RECORD EXTRACTS:
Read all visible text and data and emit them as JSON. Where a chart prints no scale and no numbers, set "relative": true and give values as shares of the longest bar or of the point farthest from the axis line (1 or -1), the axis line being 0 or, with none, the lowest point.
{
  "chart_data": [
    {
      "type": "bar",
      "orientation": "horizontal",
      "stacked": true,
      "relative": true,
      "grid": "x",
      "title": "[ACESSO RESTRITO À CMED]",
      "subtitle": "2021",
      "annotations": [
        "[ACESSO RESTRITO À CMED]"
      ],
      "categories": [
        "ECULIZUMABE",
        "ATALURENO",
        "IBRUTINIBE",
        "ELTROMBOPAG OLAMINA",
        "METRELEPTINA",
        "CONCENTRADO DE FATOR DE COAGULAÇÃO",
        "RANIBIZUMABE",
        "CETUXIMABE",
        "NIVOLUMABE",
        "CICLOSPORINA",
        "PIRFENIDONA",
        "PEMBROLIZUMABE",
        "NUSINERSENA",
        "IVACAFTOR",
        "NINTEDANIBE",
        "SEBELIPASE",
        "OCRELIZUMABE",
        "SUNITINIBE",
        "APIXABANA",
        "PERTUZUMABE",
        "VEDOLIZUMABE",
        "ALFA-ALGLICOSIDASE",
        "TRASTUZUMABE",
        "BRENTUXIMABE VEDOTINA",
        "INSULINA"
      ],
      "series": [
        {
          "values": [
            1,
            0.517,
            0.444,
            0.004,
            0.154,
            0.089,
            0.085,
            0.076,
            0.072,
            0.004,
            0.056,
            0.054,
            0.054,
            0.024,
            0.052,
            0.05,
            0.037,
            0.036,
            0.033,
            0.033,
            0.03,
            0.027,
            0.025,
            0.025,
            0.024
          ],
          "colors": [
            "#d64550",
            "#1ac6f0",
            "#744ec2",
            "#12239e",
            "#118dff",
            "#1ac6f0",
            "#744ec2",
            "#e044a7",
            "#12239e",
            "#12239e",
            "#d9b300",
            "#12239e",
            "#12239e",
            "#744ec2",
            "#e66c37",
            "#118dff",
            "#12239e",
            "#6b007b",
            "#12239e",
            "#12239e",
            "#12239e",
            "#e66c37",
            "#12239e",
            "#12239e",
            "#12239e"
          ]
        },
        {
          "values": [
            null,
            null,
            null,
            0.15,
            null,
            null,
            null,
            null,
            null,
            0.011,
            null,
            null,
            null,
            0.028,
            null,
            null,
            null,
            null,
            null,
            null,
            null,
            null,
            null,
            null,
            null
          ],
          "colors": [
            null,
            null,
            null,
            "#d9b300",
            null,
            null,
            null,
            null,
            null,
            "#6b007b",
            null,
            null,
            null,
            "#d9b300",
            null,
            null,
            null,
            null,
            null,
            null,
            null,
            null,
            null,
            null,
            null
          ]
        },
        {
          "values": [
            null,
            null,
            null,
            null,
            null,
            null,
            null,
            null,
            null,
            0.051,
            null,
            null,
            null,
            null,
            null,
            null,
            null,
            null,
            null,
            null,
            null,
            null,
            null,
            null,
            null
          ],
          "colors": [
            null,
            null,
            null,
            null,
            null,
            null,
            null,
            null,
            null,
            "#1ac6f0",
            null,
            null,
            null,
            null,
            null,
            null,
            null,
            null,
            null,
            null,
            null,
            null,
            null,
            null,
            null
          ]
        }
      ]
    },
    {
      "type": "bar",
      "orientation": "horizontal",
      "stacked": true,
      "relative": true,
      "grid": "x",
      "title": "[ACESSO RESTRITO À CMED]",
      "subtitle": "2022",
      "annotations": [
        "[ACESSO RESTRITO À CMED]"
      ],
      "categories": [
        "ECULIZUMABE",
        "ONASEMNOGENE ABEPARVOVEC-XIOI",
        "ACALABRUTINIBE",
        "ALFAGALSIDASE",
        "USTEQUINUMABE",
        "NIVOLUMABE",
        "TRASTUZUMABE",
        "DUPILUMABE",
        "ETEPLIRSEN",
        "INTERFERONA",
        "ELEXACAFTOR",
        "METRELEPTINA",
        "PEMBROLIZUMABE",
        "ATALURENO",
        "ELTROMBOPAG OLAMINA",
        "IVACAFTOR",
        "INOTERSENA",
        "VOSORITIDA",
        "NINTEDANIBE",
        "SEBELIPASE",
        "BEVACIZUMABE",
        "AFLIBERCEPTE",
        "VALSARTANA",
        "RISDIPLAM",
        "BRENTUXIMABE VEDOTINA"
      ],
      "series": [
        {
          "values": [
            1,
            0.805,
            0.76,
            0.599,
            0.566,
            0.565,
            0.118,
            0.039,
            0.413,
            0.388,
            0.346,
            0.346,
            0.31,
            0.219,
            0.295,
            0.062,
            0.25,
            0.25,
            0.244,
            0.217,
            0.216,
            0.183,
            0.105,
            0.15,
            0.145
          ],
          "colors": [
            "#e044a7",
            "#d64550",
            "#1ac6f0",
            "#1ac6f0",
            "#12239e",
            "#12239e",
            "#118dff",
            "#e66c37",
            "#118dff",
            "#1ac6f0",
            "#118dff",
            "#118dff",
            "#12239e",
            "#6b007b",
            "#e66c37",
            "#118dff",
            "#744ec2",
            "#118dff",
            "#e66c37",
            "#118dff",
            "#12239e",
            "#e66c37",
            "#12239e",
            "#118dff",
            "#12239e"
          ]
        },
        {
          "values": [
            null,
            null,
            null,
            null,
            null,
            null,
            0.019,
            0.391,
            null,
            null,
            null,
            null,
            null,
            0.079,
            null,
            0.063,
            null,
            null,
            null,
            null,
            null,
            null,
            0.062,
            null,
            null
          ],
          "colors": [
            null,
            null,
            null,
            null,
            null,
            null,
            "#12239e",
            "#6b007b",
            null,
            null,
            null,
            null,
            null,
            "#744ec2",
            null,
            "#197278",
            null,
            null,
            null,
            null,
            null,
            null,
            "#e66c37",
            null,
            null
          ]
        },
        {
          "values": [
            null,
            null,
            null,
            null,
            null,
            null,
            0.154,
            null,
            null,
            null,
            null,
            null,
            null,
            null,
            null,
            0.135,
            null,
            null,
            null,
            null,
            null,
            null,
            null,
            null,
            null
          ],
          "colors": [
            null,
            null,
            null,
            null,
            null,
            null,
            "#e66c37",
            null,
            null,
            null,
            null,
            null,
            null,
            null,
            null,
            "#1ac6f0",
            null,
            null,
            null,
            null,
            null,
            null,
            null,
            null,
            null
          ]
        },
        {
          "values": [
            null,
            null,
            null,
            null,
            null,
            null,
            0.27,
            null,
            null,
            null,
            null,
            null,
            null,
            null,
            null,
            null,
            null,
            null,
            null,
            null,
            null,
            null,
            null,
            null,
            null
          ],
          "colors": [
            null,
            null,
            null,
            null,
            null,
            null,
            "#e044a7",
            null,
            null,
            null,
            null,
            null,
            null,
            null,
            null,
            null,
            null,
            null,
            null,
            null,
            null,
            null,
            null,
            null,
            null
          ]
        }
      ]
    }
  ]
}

TASK INSTRUCTIONS: Please give back all of the records exactly as written.

FULL SOLUTION:
Read all visible text and data and emit them as JSON. Where a chart prints no scale and no numbers, set "relative": true and give values as shares of the longest bar or of the point farthest from the axis line (1 or -1), the axis line being 0 or, with none, the lowest point.
{
  "chart_data": [
    {
      "type": "bar",
      "orientation": "horizontal",
      "stacked": true,
      "relative": true,
      "grid": "x",
      "title": "[ACESSO RESTRITO À CMED]",
      "subtitle": "2021",
      "annotations": [
        "[ACESSO RESTRITO À CMED]"
      ],
      "categories": [
        "ECULIZUMABE",
        "ATALURENO",
        "IBRUTINIBE",
        "ELTROMBOPAG OLAMINA",
        "METRELEPTINA",
        "CONCENTRADO DE FATOR DE COAGULAÇÃO",
        "RANIBIZUMABE",
        "CETUXIMABE",
        "NIVOLUMABE",
        "CICLOSPORINA",
        "PIRFENIDONA",
        "PEMBROLIZUMABE",
        "NUSINERSENA",
        "IVACAFTOR",
        "NINTEDANIBE",
        "SEBELIPASE",
        "OCRELIZUMABE",
        "SUNITINIBE",
        "APIXABANA",
        "PERTUZUMABE",
        "VEDOLIZUMABE",
        "ALFA-ALGLICOSIDASE",
        "TRASTUZUMABE",
        "BRENTUXIMABE VEDOTINA",
        "INSULINA"
      ],
      "series": [
        {
          "values": [
            1,
            0.517,
            0.444,
            0.004,
            0.154,
            0.089,
            0.085,
            0.076,
            0.072,
            0.004,
            0.056,
            0.054,
            0.054,
            0.024,
            0.052,
            0.05,
            0.037,
            0.036,
            0.033,
            0.033,
            0.03,
            0.027,
            0.025,
            0.025,
            0.024
          ],
          "colors": [
            "#d64550",
            "#1ac6f0",
            "#744ec2",
            "#12239e",
            "#118dff",
            "#1ac6f0",
            "#744ec2",
            "#e044a7",
            "#12239e",
            "#12239e",
            "#d9b300",
            "#12239e",
            "#12239e",
            "#744ec2",
            "#e66c37",
            "#118dff",
            "#12239e",
            "#6b007b",
            "#12239e",
            "#12239e",
            "#12239e",
            "#e66c37",
            "#12239e",
            "#12239e",
            "#12239e"
          ]
        },
        {
          "values": [
            null,
            null,
            null,
            0.15,
            null,
            null,
            null,
            null,
            null,
            0.011,
            null,
            null,
            null,
            0.028,
            null,
            null,
            null,
            null,
            null,
            null,
            null,
            null,
            null,
            null,
            null
          ],
          "colors": [
            null,
            null,
            null,
            "#d9b300",
            null,
            null,
            null,
            null,
            null,
            "#6b007b",
            null,
            null,
            null,
            "#d9b300",
            null,
            null,
            null,
            null,
            null,
            null,
            null,
            null,
            null,
            null,
            null
          ]
        },
        {
          "values": [
            null,
            null,
            null,
            null,
            null,
            null,
            null,
            null,
            null,
            0.051,
            null,
            null,
            null,
            null,
            null,
            null,
            null,
            null,
            null,
            null,
            null,
            null,
            null,
            null,
            null
          ],
          "colors": [
            null,
            null,
            null,
            null,
            null,
            null,
            null,
            null,
            null,
            "#1ac6f0",
            null,
            null,
            null,
            null,
            null,
            null,
            null,
            null,
            null,
            null,
            null,
            null,
            null,
            null,
            null
          ]
        }
      ]
    },
    {
      "type": "bar",
      "orientation": "horizontal",
      "stacked": true,
      "relative": true,
      "grid": "x",
      "title": "[ACESSO RESTRITO À CMED]",
      "subtitle": "2022",
      "annotations": [
        "[ACESSO RESTRITO À CMED]"
      ],
      "categories": [
        "ECULIZUMABE",
        "ONASEMNOGENE ABEPARVOVEC-XIOI",
        "ACALABRUTINIBE",
        "ALFAGALSIDASE",
        "USTEQUINUMABE",
        "NIVOLUMABE",
        "TRASTUZUMABE",
        "DUPILUMABE",
        "ETEPLIRSEN",
        "INTERFERONA",
        "ELEXACAFTOR",
        "METRELEPTINA",
        "PEMBROLIZUMABE",
        "ATALURENO",
        "ELTROMBOPAG OLAMINA",
        "IVACAFTOR",
        "INOTERSENA",
        "VOSORITIDA",
        "NINTEDANIBE",
        "SEBELIPASE",
        "BEVACIZUMABE",
        "AFLIBERCEPTE",
        "VALSARTANA",
        "RISDIPLAM",
        "BRENTUXIMABE VEDOTINA"
      ],
      "series": [
        {
          "values": [
            1,
            0.805,
            0.76,
            0.599,
            0.566,
            0.565,
            0.118,
            0.039,
            0.413,
            0.388,
            0.346,
            0.346,
            0.31,
            0.219,
            0.295,
            0.062,
            0.25,
            0.25,
            0.244,
            0.217,
            0.216,
            0.183,
            0.105,
            0.15,
            0.145
          ],
          "colors": [
            "#e044a7",
            "#d64550",
            "#1ac6f0",
            "#1ac6f0",
            "#12239e",
            "#12239e",
            "#118dff",
            "#e66c37",
            "#118dff",
            "#1ac6f0",
            "#118dff",
            "#118dff",
            "#12239e",
            "#6b007b",
            "#e66c37",
            "#118dff",
            "#744ec2",
            "#118dff",
            "#e66c37",
            "#118dff",
            "#12239e",
            "#e66c37",
            "#12239e",
            "#118dff",
            "#12239e"
          ]
        },
        {
          "values": [
            null,
            null,
            null,
            null,
            null,
            null,
            0.019,
            0.391,
            null,
            null,
            null,
            null,
            null,
            0.079,
            null,
            0.063,
            null,
            null,
            null,
            null,
            null,
            null,
            0.062,
            null,
            null
          ],
          "colors": [
            null,
            null,
            null,
            null,
            null,
            null,
            "#12239e",
            "#6b007b",
            null,
            null,
            null,
            null,
            null,
            "#744ec2",
            null,
            "#197278",
            null,
            null,
            null,
            null,
            null,
            null,
            "#e66c37",
            null,
            null
          ]
        },
        {
          "values": [
            null,
            null,
            null,
            null,
            null,
            null,
            0.154,
            null,
            null,
            null,
            null,
            null,
            null,
            null,
            null,
            0.135,
            null,
            null,
            null,
            null,
            null,
            null,
            null,
            null,
            null
          ],
          "colors": [
            null,
            null,
            null,
            null,
            null,
            null,
            "#e66c37",
            null,
            null,
            null,
            null,
            null,
            null,
            null,
            null,
            "#1ac6f0",
            null,
            null,
            null,
            null,
            null,
            null,
            null,
            null,
            null
          ]
        },
        {
          "values": [
            null,
            null,
            null,
            null,
            null,
            null,
            0.27,
            null,
            null,
            null,
            null,
            null,
            null,
            null,
            null,
            null,
            null,
            null,
            null,
            null,
            null,
            null,
            null,
            null,
            null
          ],
          "colors": [
            null,
            null,
            null,
            null,
            null,
            null,
            "#e044a7",
            null,
            null,
            null,
            null,
            null,
            null,
            null,
            null,
            null,
            null,
            null,
            null,
            null,
            null,
            null,
            null,
            null,
            null
          ]
        }
      ]
    }
  ]
}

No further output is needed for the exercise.